## Start

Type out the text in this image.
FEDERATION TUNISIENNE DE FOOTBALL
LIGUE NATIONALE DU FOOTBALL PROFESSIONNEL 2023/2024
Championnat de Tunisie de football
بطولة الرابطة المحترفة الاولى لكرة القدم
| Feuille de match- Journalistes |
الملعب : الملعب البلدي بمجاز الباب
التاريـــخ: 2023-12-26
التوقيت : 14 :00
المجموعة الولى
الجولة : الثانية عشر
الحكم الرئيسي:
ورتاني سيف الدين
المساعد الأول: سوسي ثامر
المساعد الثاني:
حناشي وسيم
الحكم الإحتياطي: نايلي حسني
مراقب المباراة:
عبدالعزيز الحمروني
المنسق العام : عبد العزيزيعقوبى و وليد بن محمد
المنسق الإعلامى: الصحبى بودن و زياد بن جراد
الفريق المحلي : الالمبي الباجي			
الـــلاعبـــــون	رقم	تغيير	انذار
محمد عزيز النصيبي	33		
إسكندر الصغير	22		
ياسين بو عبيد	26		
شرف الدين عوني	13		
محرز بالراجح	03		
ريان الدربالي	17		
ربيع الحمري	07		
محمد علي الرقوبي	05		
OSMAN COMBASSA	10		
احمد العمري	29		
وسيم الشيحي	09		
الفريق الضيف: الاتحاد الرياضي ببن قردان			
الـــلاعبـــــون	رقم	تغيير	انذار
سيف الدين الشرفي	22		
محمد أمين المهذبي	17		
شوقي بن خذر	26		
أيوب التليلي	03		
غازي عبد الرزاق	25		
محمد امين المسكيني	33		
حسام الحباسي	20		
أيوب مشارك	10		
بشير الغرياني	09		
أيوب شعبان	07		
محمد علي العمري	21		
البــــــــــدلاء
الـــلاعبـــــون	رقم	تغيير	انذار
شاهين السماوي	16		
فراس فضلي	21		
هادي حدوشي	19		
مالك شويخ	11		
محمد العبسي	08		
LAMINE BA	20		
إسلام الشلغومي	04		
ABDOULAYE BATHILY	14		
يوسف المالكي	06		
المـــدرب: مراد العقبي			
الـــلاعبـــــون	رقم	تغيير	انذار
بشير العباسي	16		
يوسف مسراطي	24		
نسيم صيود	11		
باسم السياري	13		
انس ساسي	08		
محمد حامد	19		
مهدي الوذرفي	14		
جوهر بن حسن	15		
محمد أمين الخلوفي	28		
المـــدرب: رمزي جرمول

## End

* [Challenge] Above are the records; retype every one exactly.

* [The reply]
Type out the text in this image.
FEDERATION TUNISIENNE DE FOOTBALL
LIGUE NATIONALE DU FOOTBALL PROFESSIONNEL 2023/2024
Championnat de Tunisie de football
بطولة الرابطة المحترفة الاولى لكرة القدم
| Feuille de match- Journalistes |
الملعب : الملعب البلدي بمجاز الباب
التاريـــخ: 2023-12-26
التوقيت : 14 :00
المجموعة الولى
الجولة : الثانية عشر
الحكم الرئيسي:
ورتاني سيف الدين
المساعد الأول: سوسي ثامر
المساعد الثاني:
حناشي وسيم
الحكم الإحتياطي: نايلي حسني
مراقب المباراة:
عبدالعزيز الحمروني
المنسق العام : عبد العزيزيعقوبى و وليد بن محمد
المنسق الإعلامى: الصحبى بودن و زياد بن جراد
الفريق المحلي : الالمبي الباجي			
الـــلاعبـــــون	رقم	تغيير	انذار
محمد عزيز النصيبي	33		
إسكندر الصغير	22		
ياسين بو عبيد	26		
شرف الدين عوني	13		
محرز بالراجح	03		
ريان الدربالي	17		
ربيع الحمري	07		
محمد علي الرقوبي	05		
OSMAN COMBASSA	10		
احمد العمري	29		
وسيم الشيحي	09		
الفريق الضيف: الاتحاد الرياضي ببن قردان			
الـــلاعبـــــون	رقم	تغيير	انذار
سيف الدين الشرفي	22		
محمد أمين المهذبي	17		
شوقي بن خذر	26		
أيوب التليلي	03		
غازي عبد الرزاق	25		
محمد امين المسكيني	33		
حسام الحباسي	20		
أيوب مشارك	10		
بشير الغرياني	09		
أيوب شعبان	07		
محمد علي العمري	21		
البــــــــــدلاء
الـــلاعبـــــون	رقم	تغيير	انذار
شاهين السماوي	16		
فراس فضلي	21		
هادي حدوشي	19		
مالك شويخ	11		
محمد العبسي	08		
LAMINE BA	20		
إسلام الشلغومي	04		
ABDOULAYE BATHILY	14		
يوسف المالكي	06		
المـــدرب: مراد العقبي			
الـــلاعبـــــون	رقم	تغيير	انذار
بشير العباسي	16		
يوسف مسراطي	24		
نسيم صيود	11		
باسم السياري	13		
انس ساسي	08		
محمد حامد	19		
مهدي الوذرفي	14		
جوهر بن حسن	15		
محمد أمين الخلوفي	28		
المـــدرب: رمزي جرمول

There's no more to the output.